Given problem | In the data below, find every line that has the string "PAGES", and copy it.

The data |
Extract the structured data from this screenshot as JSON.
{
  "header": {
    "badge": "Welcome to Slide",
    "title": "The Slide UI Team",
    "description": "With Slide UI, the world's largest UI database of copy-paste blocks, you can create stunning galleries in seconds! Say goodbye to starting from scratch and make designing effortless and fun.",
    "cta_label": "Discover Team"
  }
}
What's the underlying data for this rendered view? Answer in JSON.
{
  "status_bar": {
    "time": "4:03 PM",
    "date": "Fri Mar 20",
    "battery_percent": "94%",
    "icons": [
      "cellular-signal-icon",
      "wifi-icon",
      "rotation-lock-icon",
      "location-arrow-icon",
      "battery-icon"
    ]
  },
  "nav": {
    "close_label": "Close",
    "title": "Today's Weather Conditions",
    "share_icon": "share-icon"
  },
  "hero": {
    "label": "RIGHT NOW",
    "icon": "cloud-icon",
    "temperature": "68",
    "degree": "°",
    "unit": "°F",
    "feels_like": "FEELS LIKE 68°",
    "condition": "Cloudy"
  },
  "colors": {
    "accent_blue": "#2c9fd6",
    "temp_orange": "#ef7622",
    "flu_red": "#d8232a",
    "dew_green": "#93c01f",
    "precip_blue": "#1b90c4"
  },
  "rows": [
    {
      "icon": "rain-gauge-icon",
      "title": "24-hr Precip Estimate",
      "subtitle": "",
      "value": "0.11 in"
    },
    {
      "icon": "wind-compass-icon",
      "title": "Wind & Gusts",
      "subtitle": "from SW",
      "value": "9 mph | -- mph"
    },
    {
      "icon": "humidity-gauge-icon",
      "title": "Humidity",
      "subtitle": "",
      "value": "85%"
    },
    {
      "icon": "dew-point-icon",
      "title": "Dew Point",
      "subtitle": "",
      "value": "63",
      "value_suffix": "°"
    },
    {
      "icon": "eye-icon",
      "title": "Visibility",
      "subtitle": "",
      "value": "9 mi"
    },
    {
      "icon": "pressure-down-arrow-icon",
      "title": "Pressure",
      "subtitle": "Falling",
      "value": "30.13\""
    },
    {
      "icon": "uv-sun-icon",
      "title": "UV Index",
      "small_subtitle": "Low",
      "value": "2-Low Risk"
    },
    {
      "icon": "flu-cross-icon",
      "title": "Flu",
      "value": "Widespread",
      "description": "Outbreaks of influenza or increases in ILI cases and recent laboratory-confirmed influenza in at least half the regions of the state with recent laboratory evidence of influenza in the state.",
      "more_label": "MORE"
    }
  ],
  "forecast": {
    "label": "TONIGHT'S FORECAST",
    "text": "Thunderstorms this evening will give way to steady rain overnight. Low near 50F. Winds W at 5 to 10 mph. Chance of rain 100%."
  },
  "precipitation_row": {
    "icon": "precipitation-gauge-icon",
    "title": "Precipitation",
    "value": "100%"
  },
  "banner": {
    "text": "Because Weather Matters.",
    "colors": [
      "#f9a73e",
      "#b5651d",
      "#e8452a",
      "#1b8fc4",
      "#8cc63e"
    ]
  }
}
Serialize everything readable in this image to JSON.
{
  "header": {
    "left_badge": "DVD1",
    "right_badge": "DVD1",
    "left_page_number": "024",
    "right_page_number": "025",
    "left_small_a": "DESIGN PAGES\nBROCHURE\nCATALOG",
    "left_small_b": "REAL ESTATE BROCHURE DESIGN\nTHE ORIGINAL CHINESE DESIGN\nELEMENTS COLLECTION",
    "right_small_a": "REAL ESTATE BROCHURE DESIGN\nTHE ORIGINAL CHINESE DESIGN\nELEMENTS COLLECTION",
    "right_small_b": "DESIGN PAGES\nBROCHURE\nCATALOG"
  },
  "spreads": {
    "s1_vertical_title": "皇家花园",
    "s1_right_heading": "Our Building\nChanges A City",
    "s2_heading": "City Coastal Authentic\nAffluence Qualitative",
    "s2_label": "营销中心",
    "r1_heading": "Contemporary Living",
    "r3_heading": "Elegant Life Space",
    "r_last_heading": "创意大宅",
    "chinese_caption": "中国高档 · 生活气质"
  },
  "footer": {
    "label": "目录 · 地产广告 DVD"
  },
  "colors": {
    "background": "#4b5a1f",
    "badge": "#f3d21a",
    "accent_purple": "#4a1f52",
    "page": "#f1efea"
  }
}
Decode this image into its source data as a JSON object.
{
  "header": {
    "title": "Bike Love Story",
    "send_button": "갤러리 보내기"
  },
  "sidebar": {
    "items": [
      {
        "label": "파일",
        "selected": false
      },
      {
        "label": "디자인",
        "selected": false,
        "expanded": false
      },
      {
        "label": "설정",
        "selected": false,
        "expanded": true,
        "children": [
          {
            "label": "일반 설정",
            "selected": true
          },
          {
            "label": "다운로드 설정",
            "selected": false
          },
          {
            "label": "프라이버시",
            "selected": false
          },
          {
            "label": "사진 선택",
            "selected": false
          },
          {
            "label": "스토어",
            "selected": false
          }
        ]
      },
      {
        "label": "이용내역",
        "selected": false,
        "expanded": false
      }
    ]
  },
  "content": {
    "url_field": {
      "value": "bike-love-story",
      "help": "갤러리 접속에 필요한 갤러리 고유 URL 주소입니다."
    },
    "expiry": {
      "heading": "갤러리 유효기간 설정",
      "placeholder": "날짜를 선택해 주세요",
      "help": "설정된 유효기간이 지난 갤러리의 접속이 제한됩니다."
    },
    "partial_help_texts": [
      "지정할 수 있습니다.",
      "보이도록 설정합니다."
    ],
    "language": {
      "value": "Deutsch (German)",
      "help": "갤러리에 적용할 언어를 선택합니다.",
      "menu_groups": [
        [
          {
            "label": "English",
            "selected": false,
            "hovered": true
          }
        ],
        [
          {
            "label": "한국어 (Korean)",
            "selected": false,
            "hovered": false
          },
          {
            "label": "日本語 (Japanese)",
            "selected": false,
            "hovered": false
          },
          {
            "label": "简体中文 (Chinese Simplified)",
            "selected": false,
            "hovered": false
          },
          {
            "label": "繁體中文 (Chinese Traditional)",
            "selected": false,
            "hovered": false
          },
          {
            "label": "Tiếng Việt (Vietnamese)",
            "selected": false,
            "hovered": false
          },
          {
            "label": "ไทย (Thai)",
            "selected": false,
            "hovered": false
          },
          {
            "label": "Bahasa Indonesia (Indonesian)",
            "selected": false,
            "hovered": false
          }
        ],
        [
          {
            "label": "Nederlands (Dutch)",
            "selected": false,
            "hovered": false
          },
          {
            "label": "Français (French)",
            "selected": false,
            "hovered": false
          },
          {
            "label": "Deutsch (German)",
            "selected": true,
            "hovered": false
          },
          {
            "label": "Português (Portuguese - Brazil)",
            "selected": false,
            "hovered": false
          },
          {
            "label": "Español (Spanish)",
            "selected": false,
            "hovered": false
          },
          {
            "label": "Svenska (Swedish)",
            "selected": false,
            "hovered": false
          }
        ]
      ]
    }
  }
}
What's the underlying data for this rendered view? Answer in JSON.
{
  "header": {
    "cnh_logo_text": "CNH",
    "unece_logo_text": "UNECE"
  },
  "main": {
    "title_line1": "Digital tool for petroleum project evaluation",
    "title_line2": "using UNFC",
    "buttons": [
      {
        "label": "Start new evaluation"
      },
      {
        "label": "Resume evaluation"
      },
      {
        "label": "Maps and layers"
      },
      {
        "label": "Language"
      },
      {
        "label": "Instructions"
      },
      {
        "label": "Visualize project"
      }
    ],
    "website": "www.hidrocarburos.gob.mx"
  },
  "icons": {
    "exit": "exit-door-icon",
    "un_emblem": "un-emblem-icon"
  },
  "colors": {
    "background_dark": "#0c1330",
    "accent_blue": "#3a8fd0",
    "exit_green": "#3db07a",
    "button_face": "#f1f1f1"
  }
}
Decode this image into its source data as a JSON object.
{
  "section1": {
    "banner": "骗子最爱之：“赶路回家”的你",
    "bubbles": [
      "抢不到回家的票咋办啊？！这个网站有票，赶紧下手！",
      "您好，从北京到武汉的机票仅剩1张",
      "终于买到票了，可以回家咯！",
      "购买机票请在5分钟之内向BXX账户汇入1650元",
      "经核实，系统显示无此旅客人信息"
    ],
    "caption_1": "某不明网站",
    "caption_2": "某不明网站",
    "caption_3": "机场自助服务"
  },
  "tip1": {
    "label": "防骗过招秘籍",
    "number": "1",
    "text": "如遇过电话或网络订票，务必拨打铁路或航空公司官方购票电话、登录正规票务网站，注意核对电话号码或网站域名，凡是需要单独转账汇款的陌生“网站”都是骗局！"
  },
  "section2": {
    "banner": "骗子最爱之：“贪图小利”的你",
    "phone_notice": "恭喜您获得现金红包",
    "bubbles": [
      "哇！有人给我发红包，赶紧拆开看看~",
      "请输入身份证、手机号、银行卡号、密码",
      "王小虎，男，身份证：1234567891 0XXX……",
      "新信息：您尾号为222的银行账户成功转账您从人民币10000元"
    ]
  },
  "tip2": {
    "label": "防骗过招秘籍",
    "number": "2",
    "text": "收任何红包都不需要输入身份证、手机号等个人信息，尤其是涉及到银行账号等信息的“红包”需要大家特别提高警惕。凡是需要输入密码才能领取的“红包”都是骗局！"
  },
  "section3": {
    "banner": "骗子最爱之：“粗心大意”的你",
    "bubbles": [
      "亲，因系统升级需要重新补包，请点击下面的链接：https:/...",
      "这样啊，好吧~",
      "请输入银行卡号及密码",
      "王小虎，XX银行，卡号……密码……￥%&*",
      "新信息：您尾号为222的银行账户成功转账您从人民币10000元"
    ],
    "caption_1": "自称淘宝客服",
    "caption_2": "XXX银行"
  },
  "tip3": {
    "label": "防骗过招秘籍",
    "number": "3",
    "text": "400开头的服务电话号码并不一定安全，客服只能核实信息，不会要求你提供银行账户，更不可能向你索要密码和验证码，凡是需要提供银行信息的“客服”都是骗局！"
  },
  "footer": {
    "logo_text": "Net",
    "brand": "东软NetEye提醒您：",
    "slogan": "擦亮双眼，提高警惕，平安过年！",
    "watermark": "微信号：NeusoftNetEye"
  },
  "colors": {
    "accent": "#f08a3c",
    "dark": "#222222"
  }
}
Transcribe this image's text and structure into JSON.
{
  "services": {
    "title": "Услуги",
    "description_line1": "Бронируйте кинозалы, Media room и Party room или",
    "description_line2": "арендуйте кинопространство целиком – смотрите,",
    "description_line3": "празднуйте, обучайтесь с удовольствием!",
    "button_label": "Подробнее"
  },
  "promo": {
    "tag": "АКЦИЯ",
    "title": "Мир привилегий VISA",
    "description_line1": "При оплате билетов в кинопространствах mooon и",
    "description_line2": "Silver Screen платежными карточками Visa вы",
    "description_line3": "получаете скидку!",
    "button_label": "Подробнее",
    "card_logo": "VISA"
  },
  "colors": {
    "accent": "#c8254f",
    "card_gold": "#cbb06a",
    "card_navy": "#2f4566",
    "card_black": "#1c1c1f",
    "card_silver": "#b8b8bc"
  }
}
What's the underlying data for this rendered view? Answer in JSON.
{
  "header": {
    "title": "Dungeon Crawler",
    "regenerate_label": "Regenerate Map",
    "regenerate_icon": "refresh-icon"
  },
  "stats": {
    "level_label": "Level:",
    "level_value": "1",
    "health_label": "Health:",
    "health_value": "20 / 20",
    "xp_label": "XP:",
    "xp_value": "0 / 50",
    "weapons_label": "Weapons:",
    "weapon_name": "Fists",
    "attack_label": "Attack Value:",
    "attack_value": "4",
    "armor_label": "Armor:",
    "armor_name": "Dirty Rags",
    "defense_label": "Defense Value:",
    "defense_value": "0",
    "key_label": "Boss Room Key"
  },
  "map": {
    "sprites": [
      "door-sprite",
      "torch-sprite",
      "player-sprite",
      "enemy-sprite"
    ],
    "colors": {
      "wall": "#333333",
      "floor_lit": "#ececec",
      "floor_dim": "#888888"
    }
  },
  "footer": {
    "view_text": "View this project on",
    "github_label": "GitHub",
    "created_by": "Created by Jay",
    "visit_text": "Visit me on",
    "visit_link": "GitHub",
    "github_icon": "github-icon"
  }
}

Task solution |
    "left_small_a": "DESIGN PAGES\nBROCHURE\nCATALOG",
    "right_small_b": "DESIGN PAGES\nBROCHURE\nCATALOG"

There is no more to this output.